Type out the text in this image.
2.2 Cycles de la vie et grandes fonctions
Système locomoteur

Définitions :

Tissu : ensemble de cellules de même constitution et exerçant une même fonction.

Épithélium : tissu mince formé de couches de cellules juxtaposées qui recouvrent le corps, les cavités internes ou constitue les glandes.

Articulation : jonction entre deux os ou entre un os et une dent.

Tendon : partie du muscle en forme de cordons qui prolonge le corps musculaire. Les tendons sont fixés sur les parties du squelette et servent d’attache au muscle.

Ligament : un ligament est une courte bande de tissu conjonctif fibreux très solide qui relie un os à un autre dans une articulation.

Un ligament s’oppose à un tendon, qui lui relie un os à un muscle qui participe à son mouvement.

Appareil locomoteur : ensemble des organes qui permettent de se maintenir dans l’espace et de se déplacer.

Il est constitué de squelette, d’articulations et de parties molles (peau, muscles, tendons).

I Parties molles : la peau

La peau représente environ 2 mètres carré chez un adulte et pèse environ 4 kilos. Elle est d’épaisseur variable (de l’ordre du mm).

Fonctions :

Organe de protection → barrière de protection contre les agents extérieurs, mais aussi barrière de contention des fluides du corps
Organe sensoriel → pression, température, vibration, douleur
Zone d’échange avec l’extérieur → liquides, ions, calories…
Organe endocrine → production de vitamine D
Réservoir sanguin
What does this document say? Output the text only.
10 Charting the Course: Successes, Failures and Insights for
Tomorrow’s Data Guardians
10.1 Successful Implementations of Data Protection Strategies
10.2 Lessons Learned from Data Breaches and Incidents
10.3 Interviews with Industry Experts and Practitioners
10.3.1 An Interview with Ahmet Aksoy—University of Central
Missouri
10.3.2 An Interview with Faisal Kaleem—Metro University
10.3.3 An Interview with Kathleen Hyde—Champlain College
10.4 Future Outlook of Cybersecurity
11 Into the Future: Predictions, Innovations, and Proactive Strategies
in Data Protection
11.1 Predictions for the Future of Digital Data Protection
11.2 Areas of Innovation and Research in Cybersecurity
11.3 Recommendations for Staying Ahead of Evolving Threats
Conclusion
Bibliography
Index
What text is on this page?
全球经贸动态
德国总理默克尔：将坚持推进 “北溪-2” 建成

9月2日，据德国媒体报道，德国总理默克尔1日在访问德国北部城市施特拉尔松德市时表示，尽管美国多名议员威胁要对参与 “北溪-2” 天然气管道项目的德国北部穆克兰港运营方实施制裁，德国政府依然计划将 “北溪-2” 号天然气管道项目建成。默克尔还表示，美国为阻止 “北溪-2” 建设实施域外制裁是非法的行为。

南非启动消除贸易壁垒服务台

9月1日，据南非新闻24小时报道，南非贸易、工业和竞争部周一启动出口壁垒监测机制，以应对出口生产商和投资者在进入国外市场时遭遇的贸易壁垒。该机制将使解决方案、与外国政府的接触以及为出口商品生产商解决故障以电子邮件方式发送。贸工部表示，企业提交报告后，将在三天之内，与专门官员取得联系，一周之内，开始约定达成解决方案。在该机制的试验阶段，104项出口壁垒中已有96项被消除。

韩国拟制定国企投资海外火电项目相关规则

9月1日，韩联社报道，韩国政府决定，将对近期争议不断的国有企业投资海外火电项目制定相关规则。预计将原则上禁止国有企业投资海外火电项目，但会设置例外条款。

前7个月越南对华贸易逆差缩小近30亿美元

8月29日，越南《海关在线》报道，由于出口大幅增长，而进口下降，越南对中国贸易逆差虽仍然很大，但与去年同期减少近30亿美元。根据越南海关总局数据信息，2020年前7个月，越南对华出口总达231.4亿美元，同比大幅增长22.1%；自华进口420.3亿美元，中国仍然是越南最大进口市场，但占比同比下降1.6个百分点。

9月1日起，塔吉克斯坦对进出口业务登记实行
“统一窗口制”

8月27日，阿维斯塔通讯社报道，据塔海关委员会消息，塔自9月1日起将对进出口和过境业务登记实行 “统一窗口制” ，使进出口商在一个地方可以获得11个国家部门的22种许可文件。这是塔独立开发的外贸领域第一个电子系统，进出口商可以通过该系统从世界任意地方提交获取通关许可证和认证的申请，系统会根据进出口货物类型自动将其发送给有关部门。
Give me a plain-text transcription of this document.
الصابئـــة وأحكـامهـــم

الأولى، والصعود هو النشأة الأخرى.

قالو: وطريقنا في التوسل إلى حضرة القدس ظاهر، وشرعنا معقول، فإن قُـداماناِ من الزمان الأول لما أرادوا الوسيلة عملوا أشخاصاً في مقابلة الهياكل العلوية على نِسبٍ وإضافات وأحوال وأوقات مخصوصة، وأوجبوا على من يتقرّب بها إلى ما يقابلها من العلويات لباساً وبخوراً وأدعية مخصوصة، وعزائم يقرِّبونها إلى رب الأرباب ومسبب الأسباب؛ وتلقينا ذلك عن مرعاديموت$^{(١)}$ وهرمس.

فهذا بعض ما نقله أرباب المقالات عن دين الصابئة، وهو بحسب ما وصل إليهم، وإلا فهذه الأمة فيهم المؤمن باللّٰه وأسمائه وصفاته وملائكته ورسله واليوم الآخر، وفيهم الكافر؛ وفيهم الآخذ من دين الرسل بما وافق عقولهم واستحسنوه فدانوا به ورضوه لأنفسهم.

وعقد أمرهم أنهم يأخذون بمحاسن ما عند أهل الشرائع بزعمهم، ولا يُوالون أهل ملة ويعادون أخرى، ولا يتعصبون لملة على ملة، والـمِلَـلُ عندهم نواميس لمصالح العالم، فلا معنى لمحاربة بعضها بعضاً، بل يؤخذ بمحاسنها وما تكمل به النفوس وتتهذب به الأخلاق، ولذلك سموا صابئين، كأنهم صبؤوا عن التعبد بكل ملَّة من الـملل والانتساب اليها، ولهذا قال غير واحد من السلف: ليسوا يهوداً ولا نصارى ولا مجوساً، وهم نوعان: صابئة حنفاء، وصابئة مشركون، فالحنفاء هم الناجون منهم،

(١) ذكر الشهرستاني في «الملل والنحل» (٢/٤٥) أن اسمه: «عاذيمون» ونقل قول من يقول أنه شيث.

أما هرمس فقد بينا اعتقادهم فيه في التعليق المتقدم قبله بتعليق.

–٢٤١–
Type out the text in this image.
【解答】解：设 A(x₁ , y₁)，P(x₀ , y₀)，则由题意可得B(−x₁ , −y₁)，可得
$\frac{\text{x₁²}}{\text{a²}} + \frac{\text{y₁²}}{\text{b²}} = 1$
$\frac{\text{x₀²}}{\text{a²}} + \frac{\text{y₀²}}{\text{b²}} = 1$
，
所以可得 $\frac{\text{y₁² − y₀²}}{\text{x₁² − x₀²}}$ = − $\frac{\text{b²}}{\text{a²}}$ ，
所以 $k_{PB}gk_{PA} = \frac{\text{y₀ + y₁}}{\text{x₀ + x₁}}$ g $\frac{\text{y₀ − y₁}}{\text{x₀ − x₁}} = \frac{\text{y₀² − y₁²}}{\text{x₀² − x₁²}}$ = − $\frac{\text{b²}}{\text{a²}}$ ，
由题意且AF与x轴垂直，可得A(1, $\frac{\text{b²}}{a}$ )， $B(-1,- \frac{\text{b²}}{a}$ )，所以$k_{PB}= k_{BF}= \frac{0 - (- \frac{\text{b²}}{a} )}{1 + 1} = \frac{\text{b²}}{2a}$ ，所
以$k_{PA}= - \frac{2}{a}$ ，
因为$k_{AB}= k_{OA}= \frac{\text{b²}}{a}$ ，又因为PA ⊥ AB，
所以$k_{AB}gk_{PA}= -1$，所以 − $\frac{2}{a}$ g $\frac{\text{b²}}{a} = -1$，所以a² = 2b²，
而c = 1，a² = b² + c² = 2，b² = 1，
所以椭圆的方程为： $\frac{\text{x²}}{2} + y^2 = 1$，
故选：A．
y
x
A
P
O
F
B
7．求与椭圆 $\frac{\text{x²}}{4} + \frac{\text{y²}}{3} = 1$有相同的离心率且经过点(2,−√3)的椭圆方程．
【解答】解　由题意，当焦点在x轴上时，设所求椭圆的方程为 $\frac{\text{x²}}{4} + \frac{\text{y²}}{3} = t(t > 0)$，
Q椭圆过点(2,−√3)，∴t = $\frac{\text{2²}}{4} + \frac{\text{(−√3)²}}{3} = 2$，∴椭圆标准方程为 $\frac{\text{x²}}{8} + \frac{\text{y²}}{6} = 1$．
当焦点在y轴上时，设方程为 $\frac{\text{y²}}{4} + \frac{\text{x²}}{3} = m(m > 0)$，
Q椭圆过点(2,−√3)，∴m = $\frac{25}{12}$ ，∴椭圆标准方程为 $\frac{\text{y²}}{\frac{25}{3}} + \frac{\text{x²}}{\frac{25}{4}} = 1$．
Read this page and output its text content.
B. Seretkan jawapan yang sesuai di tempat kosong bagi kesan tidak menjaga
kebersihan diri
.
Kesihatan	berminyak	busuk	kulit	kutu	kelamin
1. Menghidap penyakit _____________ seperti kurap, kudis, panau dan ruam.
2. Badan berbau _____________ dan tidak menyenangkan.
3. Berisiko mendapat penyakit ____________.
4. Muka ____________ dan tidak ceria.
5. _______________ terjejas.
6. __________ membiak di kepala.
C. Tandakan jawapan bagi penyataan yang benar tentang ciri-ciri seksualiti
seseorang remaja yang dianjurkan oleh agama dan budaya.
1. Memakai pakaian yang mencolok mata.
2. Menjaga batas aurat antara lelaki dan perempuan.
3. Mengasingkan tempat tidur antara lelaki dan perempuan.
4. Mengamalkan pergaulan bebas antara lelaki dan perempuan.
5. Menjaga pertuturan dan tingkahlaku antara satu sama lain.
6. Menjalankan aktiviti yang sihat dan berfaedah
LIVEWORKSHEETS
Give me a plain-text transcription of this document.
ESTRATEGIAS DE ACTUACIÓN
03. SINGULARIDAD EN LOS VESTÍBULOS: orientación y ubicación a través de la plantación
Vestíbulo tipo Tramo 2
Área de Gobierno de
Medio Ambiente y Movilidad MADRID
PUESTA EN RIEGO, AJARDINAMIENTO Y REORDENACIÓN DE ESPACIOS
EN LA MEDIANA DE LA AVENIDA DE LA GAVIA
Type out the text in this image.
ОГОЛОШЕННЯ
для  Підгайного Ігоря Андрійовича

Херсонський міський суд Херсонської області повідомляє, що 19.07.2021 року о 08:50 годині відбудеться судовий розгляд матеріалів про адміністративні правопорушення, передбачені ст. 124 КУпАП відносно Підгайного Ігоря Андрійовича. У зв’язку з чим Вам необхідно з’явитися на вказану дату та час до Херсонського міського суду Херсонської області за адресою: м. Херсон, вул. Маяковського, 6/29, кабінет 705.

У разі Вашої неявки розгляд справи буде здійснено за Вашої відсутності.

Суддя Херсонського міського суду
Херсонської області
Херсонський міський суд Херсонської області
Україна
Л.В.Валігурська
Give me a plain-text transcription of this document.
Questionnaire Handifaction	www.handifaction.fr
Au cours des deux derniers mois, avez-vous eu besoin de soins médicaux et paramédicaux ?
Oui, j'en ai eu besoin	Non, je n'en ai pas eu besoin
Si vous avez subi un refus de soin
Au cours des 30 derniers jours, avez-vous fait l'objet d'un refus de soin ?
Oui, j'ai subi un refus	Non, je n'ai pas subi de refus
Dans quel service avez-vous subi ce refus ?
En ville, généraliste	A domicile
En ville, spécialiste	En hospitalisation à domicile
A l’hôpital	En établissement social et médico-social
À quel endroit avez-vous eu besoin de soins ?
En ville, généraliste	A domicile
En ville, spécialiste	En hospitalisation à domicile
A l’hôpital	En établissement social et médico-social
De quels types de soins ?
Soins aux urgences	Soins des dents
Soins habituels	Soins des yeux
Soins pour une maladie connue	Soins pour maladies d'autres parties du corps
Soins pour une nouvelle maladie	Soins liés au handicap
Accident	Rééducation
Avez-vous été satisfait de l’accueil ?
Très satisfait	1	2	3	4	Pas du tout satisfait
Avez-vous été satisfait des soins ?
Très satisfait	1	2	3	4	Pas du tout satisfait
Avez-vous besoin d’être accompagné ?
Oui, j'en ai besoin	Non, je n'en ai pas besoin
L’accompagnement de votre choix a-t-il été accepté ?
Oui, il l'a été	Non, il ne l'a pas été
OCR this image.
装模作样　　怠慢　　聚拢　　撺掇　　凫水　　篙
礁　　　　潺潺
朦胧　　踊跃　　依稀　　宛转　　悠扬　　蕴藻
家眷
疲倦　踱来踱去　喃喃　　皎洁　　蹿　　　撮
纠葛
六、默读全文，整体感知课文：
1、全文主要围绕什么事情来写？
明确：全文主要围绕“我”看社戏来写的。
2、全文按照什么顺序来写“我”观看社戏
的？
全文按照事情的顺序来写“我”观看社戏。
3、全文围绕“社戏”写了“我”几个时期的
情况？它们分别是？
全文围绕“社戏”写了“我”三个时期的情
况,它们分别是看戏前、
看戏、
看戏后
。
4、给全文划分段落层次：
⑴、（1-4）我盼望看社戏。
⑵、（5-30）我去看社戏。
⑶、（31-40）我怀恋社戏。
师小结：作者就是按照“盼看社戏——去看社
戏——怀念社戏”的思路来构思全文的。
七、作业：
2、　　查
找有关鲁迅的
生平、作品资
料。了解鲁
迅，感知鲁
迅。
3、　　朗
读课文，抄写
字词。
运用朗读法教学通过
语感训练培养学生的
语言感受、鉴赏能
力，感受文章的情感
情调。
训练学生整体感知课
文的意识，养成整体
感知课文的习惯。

= = =

== Your task ==
Pull out each line of the records holding the string "Data".

== Problem solution ==
Tomorrow’s Data Guardians
10.1 Successful Implementations of Data Protection Strategies
10.2 Lessons Learned from Data Breaches and Incidents
in Data Protection
11.1 Predictions for the Future of Digital Data Protection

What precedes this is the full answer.